• PROBLEM DETAILS: Write out the complete material exactly as it stands.
━━━━━━━━━━━━━━━━
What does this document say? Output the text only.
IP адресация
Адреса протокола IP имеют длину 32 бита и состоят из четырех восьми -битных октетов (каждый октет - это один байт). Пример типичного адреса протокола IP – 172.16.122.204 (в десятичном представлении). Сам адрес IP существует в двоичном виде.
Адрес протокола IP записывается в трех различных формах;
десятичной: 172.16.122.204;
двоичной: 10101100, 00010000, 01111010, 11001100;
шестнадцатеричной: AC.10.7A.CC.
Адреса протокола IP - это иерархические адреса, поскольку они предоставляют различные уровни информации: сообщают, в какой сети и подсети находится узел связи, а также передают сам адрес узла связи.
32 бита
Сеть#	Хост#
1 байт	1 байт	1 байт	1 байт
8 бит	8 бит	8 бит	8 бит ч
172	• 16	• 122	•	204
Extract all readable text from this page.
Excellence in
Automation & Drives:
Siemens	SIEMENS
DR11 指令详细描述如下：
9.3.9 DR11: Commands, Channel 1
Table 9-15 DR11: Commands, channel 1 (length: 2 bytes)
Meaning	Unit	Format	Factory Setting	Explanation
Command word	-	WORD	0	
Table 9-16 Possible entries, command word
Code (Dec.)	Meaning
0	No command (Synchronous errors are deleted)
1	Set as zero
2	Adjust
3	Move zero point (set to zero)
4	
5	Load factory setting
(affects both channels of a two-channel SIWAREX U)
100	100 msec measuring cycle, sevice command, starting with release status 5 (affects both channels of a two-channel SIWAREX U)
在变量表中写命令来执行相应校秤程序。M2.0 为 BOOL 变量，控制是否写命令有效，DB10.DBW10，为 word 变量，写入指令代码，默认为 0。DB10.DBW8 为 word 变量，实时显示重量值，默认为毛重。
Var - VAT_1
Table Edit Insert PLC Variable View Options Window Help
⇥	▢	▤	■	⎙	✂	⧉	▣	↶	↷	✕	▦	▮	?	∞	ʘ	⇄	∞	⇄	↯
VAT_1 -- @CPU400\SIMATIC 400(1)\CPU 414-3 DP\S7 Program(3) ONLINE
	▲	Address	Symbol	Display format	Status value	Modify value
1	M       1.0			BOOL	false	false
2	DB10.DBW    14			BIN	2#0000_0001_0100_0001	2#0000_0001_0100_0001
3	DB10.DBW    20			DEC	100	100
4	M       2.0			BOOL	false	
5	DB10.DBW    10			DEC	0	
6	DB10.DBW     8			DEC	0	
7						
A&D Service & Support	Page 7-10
━━━━━━━━━━━━━━━━
• RESPONSE:
What does this document say? Output the text only.
IP адресация
Адреса протокола IP имеют длину 32 бита и состоят из четырех восьми -битных октетов (каждый октет - это один байт). Пример типичного адреса протокола IP – 172.16.122.204 (в десятичном представлении). Сам адрес IP существует в двоичном виде.
Адрес протокола IP записывается в трех различных формах;
десятичной: 172.16.122.204;
двоичной: 10101100, 00010000, 01111010, 11001100;
шестнадцатеричной: AC.10.7A.CC.
Адреса протокола IP - это иерархические адреса, поскольку они предоставляют различные уровни информации: сообщают, в какой сети и подсети находится узел связи, а также передают сам адрес узла связи.
32 бита
Сеть#	Хост#
1 байт	1 байт	1 байт	1 байт
8 бит	8 бит	8 бит	8 бит ч
172	• 16	• 122	•	204
Extract all readable text from this page.
Excellence in
Automation & Drives:
Siemens	SIEMENS
DR11 指令详细描述如下：
9.3.9 DR11: Commands, Channel 1
Table 9-15 DR11: Commands, channel 1 (length: 2 bytes)
Meaning	Unit	Format	Factory Setting	Explanation
Command word	-	WORD	0	
Table 9-16 Possible entries, command word
Code (Dec.)	Meaning
0	No command (Synchronous errors are deleted)
1	Set as zero
2	Adjust
3	Move zero point (set to zero)
4	
5	Load factory setting
(affects both channels of a two-channel SIWAREX U)
100	100 msec measuring cycle, sevice command, starting with release status 5 (affects both channels of a two-channel SIWAREX U)
在变量表中写命令来执行相应校秤程序。M2.0 为 BOOL 变量，控制是否写命令有效，DB10.DBW10，为 word 变量，写入指令代码，默认为 0。DB10.DBW8 为 word 变量，实时显示重量值，默认为毛重。
Var - VAT_1
Table Edit Insert PLC Variable View Options Window Help
⇥	▢	▤	■	⎙	✂	⧉	▣	↶	↷	✕	▦	▮	?	∞	ʘ	⇄	∞	⇄	↯
VAT_1 -- @CPU400\SIMATIC 400(1)\CPU 414-3 DP\S7 Program(3) ONLINE
	▲	Address	Symbol	Display format	Status value	Modify value
1	M       1.0			BOOL	false	false
2	DB10.DBW    14			BIN	2#0000_0001_0100_0001	2#0000_0001_0100_0001
3	DB10.DBW    20			DEC	100	100
4	M       2.0			BOOL	false	
5	DB10.DBW    10			DEC	0	
6	DB10.DBW     8			DEC	0	
7						
A&D Service & Support	Page 7-10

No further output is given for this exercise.